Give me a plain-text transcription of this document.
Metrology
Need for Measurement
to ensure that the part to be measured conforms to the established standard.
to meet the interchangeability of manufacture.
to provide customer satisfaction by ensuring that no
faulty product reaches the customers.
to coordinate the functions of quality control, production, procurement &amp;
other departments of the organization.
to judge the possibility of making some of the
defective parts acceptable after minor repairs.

******

» **WHAT THE TASK REQUIRES**
Please set down each line of the records exactly as given.

» **FINAL ANSWER**
Give me a plain-text transcription of this document.
Metrology
Need for Measurement
to ensure that the part to be measured conforms to the established standard.
to meet the interchangeability of manufacture.
to provide customer satisfaction by ensuring that no
faulty product reaches the customers.
to coordinate the functions of quality control, production, procurement &amp;
other departments of the organization.
to judge the possibility of making some of the
defective parts acceptable after minor repairs.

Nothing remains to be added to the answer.